Written request -
Could you present all of the data below as a numbered list, leaving out any blank lines?

• • • • •

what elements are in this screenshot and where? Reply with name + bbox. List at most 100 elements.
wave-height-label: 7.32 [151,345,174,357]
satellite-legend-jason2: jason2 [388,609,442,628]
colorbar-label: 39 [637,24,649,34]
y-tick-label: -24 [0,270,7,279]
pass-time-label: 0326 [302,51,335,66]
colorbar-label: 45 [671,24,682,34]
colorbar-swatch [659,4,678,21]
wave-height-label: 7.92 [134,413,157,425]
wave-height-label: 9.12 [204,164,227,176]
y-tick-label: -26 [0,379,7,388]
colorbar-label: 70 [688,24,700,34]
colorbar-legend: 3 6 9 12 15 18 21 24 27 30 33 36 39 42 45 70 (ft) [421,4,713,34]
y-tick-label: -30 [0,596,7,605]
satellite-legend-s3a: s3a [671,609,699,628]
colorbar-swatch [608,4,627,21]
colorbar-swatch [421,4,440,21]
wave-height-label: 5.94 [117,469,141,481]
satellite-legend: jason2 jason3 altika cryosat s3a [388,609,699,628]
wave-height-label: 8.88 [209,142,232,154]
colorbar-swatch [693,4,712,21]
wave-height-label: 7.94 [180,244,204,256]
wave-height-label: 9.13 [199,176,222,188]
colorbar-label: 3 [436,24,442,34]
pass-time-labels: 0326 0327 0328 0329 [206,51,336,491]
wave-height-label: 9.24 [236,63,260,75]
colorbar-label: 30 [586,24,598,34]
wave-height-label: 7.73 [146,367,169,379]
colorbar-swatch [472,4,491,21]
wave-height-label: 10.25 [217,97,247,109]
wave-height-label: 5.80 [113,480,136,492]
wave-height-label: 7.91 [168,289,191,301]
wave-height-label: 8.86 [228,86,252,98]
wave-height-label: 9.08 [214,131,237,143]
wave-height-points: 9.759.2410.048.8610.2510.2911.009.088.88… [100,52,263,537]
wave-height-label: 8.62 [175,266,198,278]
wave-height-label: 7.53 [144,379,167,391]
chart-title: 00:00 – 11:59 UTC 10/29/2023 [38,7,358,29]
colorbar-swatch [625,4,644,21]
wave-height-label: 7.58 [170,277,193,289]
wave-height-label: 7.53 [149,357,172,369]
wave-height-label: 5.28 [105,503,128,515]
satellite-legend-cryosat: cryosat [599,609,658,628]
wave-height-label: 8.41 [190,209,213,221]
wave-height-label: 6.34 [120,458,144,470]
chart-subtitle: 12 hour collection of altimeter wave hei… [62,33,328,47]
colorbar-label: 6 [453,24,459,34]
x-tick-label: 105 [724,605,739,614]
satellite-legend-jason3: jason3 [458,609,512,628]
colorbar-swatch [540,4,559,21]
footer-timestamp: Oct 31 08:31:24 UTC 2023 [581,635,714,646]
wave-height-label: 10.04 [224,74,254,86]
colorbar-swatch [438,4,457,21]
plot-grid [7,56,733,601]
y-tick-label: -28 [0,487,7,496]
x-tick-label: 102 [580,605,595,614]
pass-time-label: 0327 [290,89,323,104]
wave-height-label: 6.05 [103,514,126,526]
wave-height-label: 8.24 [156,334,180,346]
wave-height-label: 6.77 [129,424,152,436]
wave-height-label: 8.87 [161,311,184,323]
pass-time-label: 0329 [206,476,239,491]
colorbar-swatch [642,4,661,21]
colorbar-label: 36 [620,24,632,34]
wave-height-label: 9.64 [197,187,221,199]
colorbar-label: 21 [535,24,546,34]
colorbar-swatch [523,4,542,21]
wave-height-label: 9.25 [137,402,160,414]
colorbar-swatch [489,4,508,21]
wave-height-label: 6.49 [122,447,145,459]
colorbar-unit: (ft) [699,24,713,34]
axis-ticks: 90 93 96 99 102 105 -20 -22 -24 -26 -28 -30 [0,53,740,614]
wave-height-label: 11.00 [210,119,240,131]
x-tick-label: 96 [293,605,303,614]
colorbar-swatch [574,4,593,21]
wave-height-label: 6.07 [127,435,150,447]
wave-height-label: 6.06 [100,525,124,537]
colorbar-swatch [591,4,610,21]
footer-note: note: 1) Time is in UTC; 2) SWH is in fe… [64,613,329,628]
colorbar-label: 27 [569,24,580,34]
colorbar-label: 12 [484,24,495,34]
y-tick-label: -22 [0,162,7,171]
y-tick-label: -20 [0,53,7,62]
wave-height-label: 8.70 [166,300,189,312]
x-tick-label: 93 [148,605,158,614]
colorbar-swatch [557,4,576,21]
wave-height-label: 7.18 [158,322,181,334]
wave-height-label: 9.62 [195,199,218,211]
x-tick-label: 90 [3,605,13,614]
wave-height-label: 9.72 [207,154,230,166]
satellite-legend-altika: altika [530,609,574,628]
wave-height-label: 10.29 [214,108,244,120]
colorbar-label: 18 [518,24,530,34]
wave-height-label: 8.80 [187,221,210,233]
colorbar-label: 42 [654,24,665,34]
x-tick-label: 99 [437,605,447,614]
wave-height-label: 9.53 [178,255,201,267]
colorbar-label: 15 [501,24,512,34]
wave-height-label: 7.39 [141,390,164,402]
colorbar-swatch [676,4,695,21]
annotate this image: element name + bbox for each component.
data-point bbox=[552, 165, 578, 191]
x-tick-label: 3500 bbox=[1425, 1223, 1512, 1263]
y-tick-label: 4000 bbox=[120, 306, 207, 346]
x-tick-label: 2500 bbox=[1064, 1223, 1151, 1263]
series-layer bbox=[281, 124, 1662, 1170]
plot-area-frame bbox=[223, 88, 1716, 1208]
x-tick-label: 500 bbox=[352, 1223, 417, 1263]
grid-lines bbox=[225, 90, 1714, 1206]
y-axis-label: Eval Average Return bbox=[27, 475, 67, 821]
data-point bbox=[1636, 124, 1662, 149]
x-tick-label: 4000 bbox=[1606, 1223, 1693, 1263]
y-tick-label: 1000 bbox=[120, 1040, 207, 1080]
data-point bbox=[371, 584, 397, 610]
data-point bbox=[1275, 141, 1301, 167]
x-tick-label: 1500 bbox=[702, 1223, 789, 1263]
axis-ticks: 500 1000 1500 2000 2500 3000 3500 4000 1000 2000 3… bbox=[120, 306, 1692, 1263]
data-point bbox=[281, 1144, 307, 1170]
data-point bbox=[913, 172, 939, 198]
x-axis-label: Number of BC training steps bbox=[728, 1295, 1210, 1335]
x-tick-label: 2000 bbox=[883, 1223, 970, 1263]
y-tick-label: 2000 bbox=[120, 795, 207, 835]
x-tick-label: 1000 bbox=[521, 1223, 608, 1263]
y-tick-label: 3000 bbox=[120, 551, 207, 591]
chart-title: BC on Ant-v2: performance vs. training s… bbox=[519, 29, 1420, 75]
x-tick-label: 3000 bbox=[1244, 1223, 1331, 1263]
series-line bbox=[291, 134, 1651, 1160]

• • • • •

Expected answer -
1. what elements are in this screenshot and where? Reply with name + bbox. List at most 100 elements.
2. wave-height-label: 7.32 [151,345,174,357]
3. satellite-legend-jason2: jason2 [388,609,442,628]
4. colorbar-label: 39 [637,24,649,34]
5. y-tick-label: -24 [0,270,7,279]
6. pass-time-label: 0326 [302,51,335,66]
7. colorbar-label: 45 [671,24,682,34]
8. colorbar-swatch [659,4,678,21]
9. wave-height-label: 7.92 [134,413,157,425]
10. wave-height-label: 9.12 [204,164,227,176]
11. y-tick-label: -26 [0,379,7,388]
12. colorbar-label: 70 [688,24,700,34]
13. colorbar-legend: 3 6 9 12 15 18 21 24 27 30 33 36 39 42 45 70 (ft) [421,4,713,34]
14. y-tick-label: -30 [0,596,7,605]
15. satellite-legend-s3a: s3a [671,609,699,628]
16. colorbar-swatch [608,4,627,21]
17. colorbar-swatch [421,4,440,21]
18. wave-height-label: 5.94 [117,469,141,481]
19. satellite-legend: jason2 jason3 altika cryosat s3a [388,609,699,628]
20. wave-height-label: 8.88 [209,142,232,154]
21. colorbar-swatch [693,4,712,21]
22. wave-height-label: 7.94 [180,244,204,256]
23. wave-height-label: 9.13 [199,176,222,188]
24. colorbar-label: 3 [436,24,442,34]
25. pass-time-labels: 0326 0327 0328 0329 [206,51,336,491]
26. wave-height-label: 9.24 [236,63,260,75]
27. colorbar-label: 30 [586,24,598,34]
28. wave-height-label: 7.73 [146,367,169,379]
29. colorbar-swatch [472,4,491,21]
30. wave-height-label: 10.25 [217,97,247,109]
31. wave-height-label: 5.80 [113,480,136,492]
32. wave-height-label: 7.91 [168,289,191,301]
33. wave-height-label: 8.86 [228,86,252,98]
34. wave-height-label: 9.08 [214,131,237,143]
35. wave-height-points: 9.759.2410.048.8610.2510.2911.009.088.88… [100,52,263,537]
36. wave-height-label: 8.62 [175,266,198,278]
37. wave-height-label: 7.53 [144,379,167,391]
38. chart-title: 00:00 – 11:59 UTC 10/29/2023 [38,7,358,29]
39. colorbar-swatch [625,4,644,21]
40. wave-height-label: 7.58 [170,277,193,289]
41. wave-height-label: 7.53 [149,357,172,369]
42. wave-height-label: 5.28 [105,503,128,515]
43. satellite-legend-cryosat: cryosat [599,609,658,628]
44. wave-height-label: 8.41 [190,209,213,221]
45. wave-height-label: 6.34 [120,458,144,470]
46. chart-subtitle: 12 hour collection of altimeter wave hei… [62,33,328,47]
47. colorbar-label: 6 [453,24,459,34]
48. x-tick-label: 105 [724,605,739,614]
49. satellite-legend-jason3: jason3 [458,609,512,628]
50. colorbar-swatch [540,4,559,21]
51. footer-timestamp: Oct 31 08:31:24 UTC 2023 [581,635,714,646]
52. wave-height-label: 10.04 [224,74,254,86]
53. colorbar-swatch [438,4,457,21]
54. plot-grid [7,56,733,601]
55. y-tick-label: -28 [0,487,7,496]
56. x-tick-label: 102 [580,605,595,614]
57. pass-time-label: 0327 [290,89,323,104]
58. wave-height-label: 6.05 [103,514,126,526]
59. wave-height-label: 8.24 [156,334,180,346]
60. wave-height-label: 6.77 [129,424,152,436]
61. wave-height-label: 8.87 [161,311,184,323]
62. pass-time-label: 0329 [206,476,239,491]
63. colorbar-swatch [642,4,661,21]
64. colorbar-label: 36 [620,24,632,34]
65. wave-height-label: 9.64 [197,187,221,199]
66. colorbar-label: 21 [535,24,546,34]
67. colorbar-swatch [523,4,542,21]
68. wave-height-label: 9.25 [137,402,160,414]
69. colorbar-swatch [489,4,508,21]
70. wave-height-label: 6.49 [122,447,145,459]
71. colorbar-unit: (ft) [699,24,713,34]
72. axis-ticks: 90 93 96 99 102 105 -20 -22 -24 -26 -28 -30 [0,53,740,614]
73. wave-height-label: 11.00 [210,119,240,131]
74. x-tick-label: 96 [293,605,303,614]
75. colorbar-swatch [574,4,593,21]
76. wave-height-label: 6.07 [127,435,150,447]
77. wave-height-label: 6.06 [100,525,124,537]
78. colorbar-swatch [591,4,610,21]
79. footer-note: note: 1) Time is in UTC; 2) SWH is in fe… [64,613,329,628]
80. colorbar-label: 27 [569,24,580,34]
81. colorbar-label: 12 [484,24,495,34]
82. y-tick-label: -22 [0,162,7,171]
83. y-tick-label: -20 [0,53,7,62]
84. wave-height-label: 8.70 [166,300,189,312]
85. x-tick-label: 93 [148,605,158,614]
86. colorbar-swatch [557,4,576,21]
87. wave-height-label: 7.18 [158,322,181,334]
88. wave-height-label: 9.62 [195,199,218,211]
89. x-tick-label: 90 [3,605,13,614]
90. wave-height-label: 9.72 [207,154,230,166]
91. satellite-legend-altika: altika [530,609,574,628]
92. wave-height-label: 10.29 [214,108,244,120]
93. colorbar-label: 18 [518,24,530,34]
94. wave-height-label: 8.80 [187,221,210,233]
95. colorbar-label: 42 [654,24,665,34]
96. x-tick-label: 99 [437,605,447,614]
97. wave-height-label: 9.53 [178,255,201,267]
98. colorbar-label: 15 [501,24,512,34]
99. wave-height-label: 7.39 [141,390,164,402]
100. colorbar-swatch [676,4,695,21]
101. annotate this image: element name + bbox for each component.
102. data-point bbox=[552, 165, 578, 191]
103. x-tick-label: 3500 bbox=[1425, 1223, 1512, 1263]
104. y-tick-label: 4000 bbox=[120, 306, 207, 346]
105. x-tick-label: 2500 bbox=[1064, 1223, 1151, 1263]
106. series-layer bbox=[281, 124, 1662, 1170]
107. plot-area-frame bbox=[223, 88, 1716, 1208]
108. x-tick-label: 500 bbox=[352, 1223, 417, 1263]
109. grid-lines bbox=[225, 90, 1714, 1206]
110. y-axis-label: Eval Average Return bbox=[27, 475, 67, 821]
111. data-point bbox=[1636, 124, 1662, 149]
112. x-tick-label: 4000 bbox=[1606, 1223, 1693, 1263]
113. y-tick-label: 1000 bbox=[120, 1040, 207, 1080]
114. data-point bbox=[371, 584, 397, 610]
115. data-point bbox=[1275, 141, 1301, 167]
116. x-tick-label: 1500 bbox=[702, 1223, 789, 1263]
117. axis-ticks: 500 1000 1500 2000 2500 3000 3500 4000 1000 2000 3… bbox=[120, 306, 1692, 1263]
118. data-point bbox=[281, 1144, 307, 1170]
119. data-point bbox=[913, 172, 939, 198]
120. x-axis-label: Number of BC training steps bbox=[728, 1295, 1210, 1335]
121. x-tick-label: 2000 bbox=[883, 1223, 970, 1263]
122. y-tick-label: 2000 bbox=[120, 795, 207, 835]
123. x-tick-label: 1000 bbox=[521, 1223, 608, 1263]
124. y-tick-label: 3000 bbox=[120, 551, 207, 591]
125. chart-title: BC on Ant-v2: performance vs. training s… bbox=[519, 29, 1420, 75]
126. x-tick-label: 3000 bbox=[1244, 1223, 1331, 1263]
127. series-line bbox=[291, 134, 1651, 1160]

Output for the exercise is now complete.